------ DATA PROVIDED ------

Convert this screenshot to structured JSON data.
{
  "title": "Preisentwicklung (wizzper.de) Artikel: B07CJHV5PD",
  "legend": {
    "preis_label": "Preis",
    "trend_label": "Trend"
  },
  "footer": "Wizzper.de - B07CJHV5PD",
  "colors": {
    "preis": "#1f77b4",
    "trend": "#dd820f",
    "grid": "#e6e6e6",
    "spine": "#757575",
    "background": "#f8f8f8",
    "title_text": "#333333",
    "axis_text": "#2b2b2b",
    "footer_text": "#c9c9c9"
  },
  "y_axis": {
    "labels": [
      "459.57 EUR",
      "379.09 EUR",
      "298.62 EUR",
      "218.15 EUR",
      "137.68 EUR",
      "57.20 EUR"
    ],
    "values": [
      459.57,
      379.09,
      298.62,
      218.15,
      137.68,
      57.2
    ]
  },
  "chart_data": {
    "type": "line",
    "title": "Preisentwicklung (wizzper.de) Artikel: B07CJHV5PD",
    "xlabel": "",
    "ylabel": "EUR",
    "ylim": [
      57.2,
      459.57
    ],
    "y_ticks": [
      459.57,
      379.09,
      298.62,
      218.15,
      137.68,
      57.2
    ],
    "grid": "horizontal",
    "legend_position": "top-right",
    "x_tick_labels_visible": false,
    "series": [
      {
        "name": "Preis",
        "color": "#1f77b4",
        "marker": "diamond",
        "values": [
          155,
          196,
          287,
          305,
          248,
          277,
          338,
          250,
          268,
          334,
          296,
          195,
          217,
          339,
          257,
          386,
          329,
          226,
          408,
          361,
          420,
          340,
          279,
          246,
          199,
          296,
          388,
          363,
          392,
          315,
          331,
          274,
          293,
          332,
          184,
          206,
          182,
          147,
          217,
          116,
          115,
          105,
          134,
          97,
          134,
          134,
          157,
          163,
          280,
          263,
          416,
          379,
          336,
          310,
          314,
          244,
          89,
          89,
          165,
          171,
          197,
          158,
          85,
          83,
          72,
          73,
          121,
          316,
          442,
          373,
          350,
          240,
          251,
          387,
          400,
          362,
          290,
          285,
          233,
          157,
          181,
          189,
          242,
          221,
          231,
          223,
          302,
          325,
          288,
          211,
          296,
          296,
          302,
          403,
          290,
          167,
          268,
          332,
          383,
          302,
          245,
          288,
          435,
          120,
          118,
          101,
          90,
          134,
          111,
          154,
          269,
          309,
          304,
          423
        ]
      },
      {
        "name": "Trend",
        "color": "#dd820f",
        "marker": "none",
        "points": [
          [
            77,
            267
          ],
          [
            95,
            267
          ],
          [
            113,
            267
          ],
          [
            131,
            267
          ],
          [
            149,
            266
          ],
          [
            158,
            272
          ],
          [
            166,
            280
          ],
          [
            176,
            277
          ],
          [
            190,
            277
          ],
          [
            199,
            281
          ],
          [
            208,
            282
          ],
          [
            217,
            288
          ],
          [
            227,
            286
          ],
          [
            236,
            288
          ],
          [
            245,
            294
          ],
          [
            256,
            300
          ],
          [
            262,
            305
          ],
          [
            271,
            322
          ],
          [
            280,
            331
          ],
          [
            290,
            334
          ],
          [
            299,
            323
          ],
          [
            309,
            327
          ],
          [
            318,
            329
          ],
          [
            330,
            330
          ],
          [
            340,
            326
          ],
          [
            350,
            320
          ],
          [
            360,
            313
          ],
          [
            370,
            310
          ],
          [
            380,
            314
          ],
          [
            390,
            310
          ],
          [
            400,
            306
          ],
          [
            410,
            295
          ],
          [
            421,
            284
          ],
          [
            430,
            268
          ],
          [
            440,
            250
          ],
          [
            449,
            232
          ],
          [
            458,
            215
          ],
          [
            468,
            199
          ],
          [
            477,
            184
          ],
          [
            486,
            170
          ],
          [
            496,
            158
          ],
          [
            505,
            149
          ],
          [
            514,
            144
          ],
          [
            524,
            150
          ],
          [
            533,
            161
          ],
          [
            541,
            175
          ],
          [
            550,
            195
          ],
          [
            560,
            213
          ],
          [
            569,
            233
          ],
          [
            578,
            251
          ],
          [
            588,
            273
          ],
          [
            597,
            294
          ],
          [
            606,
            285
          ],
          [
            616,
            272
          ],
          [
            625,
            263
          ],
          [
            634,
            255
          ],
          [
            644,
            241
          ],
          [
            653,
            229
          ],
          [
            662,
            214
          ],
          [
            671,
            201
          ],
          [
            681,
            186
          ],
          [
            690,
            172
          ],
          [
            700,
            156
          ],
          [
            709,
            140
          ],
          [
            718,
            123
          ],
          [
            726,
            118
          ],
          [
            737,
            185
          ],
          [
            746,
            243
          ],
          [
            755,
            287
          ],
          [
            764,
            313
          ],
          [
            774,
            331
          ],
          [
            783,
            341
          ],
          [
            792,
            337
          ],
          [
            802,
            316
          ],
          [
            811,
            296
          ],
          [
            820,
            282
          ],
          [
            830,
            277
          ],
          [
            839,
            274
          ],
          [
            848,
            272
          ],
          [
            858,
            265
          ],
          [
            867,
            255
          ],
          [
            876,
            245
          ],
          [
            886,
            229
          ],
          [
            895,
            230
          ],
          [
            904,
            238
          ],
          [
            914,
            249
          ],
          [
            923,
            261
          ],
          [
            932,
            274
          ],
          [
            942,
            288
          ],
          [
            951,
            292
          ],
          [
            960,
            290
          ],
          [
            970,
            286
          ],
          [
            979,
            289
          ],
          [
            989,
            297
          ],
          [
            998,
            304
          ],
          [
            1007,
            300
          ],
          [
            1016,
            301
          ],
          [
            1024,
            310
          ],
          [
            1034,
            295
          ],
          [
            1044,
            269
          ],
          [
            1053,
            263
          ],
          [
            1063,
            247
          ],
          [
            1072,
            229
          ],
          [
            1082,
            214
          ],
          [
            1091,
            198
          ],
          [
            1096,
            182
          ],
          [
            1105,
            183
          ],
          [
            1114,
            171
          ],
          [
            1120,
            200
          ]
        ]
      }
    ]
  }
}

------

> _EXERCISE BRIEF_
Could you transcribe the records in full, exactly?

> _RESPONSE FOR THIS EXERCISE_
Convert this screenshot to structured JSON data.
{
  "title": "Preisentwicklung (wizzper.de) Artikel: B07CJHV5PD",
  "legend": {
    "preis_label": "Preis",
    "trend_label": "Trend"
  },
  "footer": "Wizzper.de - B07CJHV5PD",
  "colors": {
    "preis": "#1f77b4",
    "trend": "#dd820f",
    "grid": "#e6e6e6",
    "spine": "#757575",
    "background": "#f8f8f8",
    "title_text": "#333333",
    "axis_text": "#2b2b2b",
    "footer_text": "#c9c9c9"
  },
  "y_axis": {
    "labels": [
      "459.57 EUR",
      "379.09 EUR",
      "298.62 EUR",
      "218.15 EUR",
      "137.68 EUR",
      "57.20 EUR"
    ],
    "values": [
      459.57,
      379.09,
      298.62,
      218.15,
      137.68,
      57.2
    ]
  },
  "chart_data": {
    "type": "line",
    "title": "Preisentwicklung (wizzper.de) Artikel: B07CJHV5PD",
    "xlabel": "",
    "ylabel": "EUR",
    "ylim": [
      57.2,
      459.57
    ],
    "y_ticks": [
      459.57,
      379.09,
      298.62,
      218.15,
      137.68,
      57.2
    ],
    "grid": "horizontal",
    "legend_position": "top-right",
    "x_tick_labels_visible": false,
    "series": [
      {
        "name": "Preis",
        "color": "#1f77b4",
        "marker": "diamond",
        "values": [
          155,
          196,
          287,
          305,
          248,
          277,
          338,
          250,
          268,
          334,
          296,
          195,
          217,
          339,
          257,
          386,
          329,
          226,
          408,
          361,
          420,
          340,
          279,
          246,
          199,
          296,
          388,
          363,
          392,
          315,
          331,
          274,
          293,
          332,
          184,
          206,
          182,
          147,
          217,
          116,
          115,
          105,
          134,
          97,
          134,
          134,
          157,
          163,
          280,
          263,
          416,
          379,
          336,
          310,
          314,
          244,
          89,
          89,
          165,
          171,
          197,
          158,
          85,
          83,
          72,
          73,
          121,
          316,
          442,
          373,
          350,
          240,
          251,
          387,
          400,
          362,
          290,
          285,
          233,
          157,
          181,
          189,
          242,
          221,
          231,
          223,
          302,
          325,
          288,
          211,
          296,
          296,
          302,
          403,
          290,
          167,
          268,
          332,
          383,
          302,
          245,
          288,
          435,
          120,
          118,
          101,
          90,
          134,
          111,
          154,
          269,
          309,
          304,
          423
        ]
      },
      {
        "name": "Trend",
        "color": "#dd820f",
        "marker": "none",
        "points": [
          [
            77,
            267
          ],
          [
            95,
            267
          ],
          [
            113,
            267
          ],
          [
            131,
            267
          ],
          [
            149,
            266
          ],
          [
            158,
            272
          ],
          [
            166,
            280
          ],
          [
            176,
            277
          ],
          [
            190,
            277
          ],
          [
            199,
            281
          ],
          [
            208,
            282
          ],
          [
            217,
            288
          ],
          [
            227,
            286
          ],
          [
            236,
            288
          ],
          [
            245,
            294
          ],
          [
            256,
            300
          ],
          [
            262,
            305
          ],
          [
            271,
            322
          ],
          [
            280,
            331
          ],
          [
            290,
            334
          ],
          [
            299,
            323
          ],
          [
            309,
            327
          ],
          [
            318,
            329
          ],
          [
            330,
            330
          ],
          [
            340,
            326
          ],
          [
            350,
            320
          ],
          [
            360,
            313
          ],
          [
            370,
            310
          ],
          [
            380,
            314
          ],
          [
            390,
            310
          ],
          [
            400,
            306
          ],
          [
            410,
            295
          ],
          [
            421,
            284
          ],
          [
            430,
            268
          ],
          [
            440,
            250
          ],
          [
            449,
            232
          ],
          [
            458,
            215
          ],
          [
            468,
            199
          ],
          [
            477,
            184
          ],
          [
            486,
            170
          ],
          [
            496,
            158
          ],
          [
            505,
            149
          ],
          [
            514,
            144
          ],
          [
            524,
            150
          ],
          [
            533,
            161
          ],
          [
            541,
            175
          ],
          [
            550,
            195
          ],
          [
            560,
            213
          ],
          [
            569,
            233
          ],
          [
            578,
            251
          ],
          [
            588,
            273
          ],
          [
            597,
            294
          ],
          [
            606,
            285
          ],
          [
            616,
            272
          ],
          [
            625,
            263
          ],
          [
            634,
            255
          ],
          [
            644,
            241
          ],
          [
            653,
            229
          ],
          [
            662,
            214
          ],
          [
            671,
            201
          ],
          [
            681,
            186
          ],
          [
            690,
            172
          ],
          [
            700,
            156
          ],
          [
            709,
            140
          ],
          [
            718,
            123
          ],
          [
            726,
            118
          ],
          [
            737,
            185
          ],
          [
            746,
            243
          ],
          [
            755,
            287
          ],
          [
            764,
            313
          ],
          [
            774,
            331
          ],
          [
            783,
            341
          ],
          [
            792,
            337
          ],
          [
            802,
            316
          ],
          [
            811,
            296
          ],
          [
            820,
            282
          ],
          [
            830,
            277
          ],
          [
            839,
            274
          ],
          [
            848,
            272
          ],
          [
            858,
            265
          ],
          [
            867,
            255
          ],
          [
            876,
            245
          ],
          [
            886,
            229
          ],
          [
            895,
            230
          ],
          [
            904,
            238
          ],
          [
            914,
            249
          ],
          [
            923,
            261
          ],
          [
            932,
            274
          ],
          [
            942,
            288
          ],
          [
            951,
            292
          ],
          [
            960,
            290
          ],
          [
            970,
            286
          ],
          [
            979,
            289
          ],
          [
            989,
            297
          ],
          [
            998,
            304
          ],
          [
            1007,
            300
          ],
          [
            1016,
            301
          ],
          [
            1024,
            310
          ],
          [
            1034,
            295
          ],
          [
            1044,
            269
          ],
          [
            1053,
            263
          ],
          [
            1063,
            247
          ],
          [
            1072,
            229
          ],
          [
            1082,
            214
          ],
          [
            1091,
            198
          ],
          [
            1096,
            182
          ],
          [
            1105,
            183
          ],
          [
            1114,
            171
          ],
          [
            1120,
            200
          ]
        ]
      }
    ]
  }
}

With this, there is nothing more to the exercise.